• [What you will do]:
Print the data exactly as it is given, please.

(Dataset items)
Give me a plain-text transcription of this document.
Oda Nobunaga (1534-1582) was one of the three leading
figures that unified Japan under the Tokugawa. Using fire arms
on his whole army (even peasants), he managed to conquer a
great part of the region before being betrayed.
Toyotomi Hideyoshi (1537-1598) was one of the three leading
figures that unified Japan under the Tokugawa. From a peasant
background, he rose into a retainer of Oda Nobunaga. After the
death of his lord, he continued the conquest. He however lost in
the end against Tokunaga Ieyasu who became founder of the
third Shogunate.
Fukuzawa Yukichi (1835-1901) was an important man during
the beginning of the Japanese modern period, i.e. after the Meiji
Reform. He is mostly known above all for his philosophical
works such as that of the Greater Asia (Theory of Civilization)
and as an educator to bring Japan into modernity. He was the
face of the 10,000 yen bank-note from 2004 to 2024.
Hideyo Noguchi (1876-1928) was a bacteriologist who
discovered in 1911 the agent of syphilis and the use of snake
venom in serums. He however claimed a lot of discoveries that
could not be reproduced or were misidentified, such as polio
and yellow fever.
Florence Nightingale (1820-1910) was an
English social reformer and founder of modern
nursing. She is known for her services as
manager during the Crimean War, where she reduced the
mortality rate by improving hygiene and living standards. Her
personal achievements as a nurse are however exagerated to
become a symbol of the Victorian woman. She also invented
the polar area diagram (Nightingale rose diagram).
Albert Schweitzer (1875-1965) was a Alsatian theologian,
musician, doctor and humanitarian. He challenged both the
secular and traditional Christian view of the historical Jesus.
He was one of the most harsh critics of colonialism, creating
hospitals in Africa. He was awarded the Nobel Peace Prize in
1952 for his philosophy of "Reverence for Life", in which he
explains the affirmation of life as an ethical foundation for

• [Solution to the exercise]:
Give me a plain-text transcription of this document.
Oda Nobunaga (1534-1582) was one of the three leading
figures that unified Japan under the Tokugawa. Using fire arms
on his whole army (even peasants), he managed to conquer a
great part of the region before being betrayed.
Toyotomi Hideyoshi (1537-1598) was one of the three leading
figures that unified Japan under the Tokugawa. From a peasant
background, he rose into a retainer of Oda Nobunaga. After the
death of his lord, he continued the conquest. He however lost in
the end against Tokunaga Ieyasu who became founder of the
third Shogunate.
Fukuzawa Yukichi (1835-1901) was an important man during
the beginning of the Japanese modern period, i.e. after the Meiji
Reform. He is mostly known above all for his philosophical
works such as that of the Greater Asia (Theory of Civilization)
and as an educator to bring Japan into modernity. He was the
face of the 10,000 yen bank-note from 2004 to 2024.
Hideyo Noguchi (1876-1928) was a bacteriologist who
discovered in 1911 the agent of syphilis and the use of snake
venom in serums. He however claimed a lot of discoveries that
could not be reproduced or were misidentified, such as polio
and yellow fever.
Florence Nightingale (1820-1910) was an
English social reformer and founder of modern
nursing. She is known for her services as
manager during the Crimean War, where she reduced the
mortality rate by improving hygiene and living standards. Her
personal achievements as a nurse are however exagerated to
become a symbol of the Victorian woman. She also invented
the polar area diagram (Nightingale rose diagram).
Albert Schweitzer (1875-1965) was a Alsatian theologian,
musician, doctor and humanitarian. He challenged both the
secular and traditional Christian view of the historical Jesus.
He was one of the most harsh critics of colonialism, creating
hospitals in Africa. He was awarded the Nobel Peace Prize in
1952 for his philosophy of "Reverence for Life", in which he
explains the affirmation of life as an ethical foundation for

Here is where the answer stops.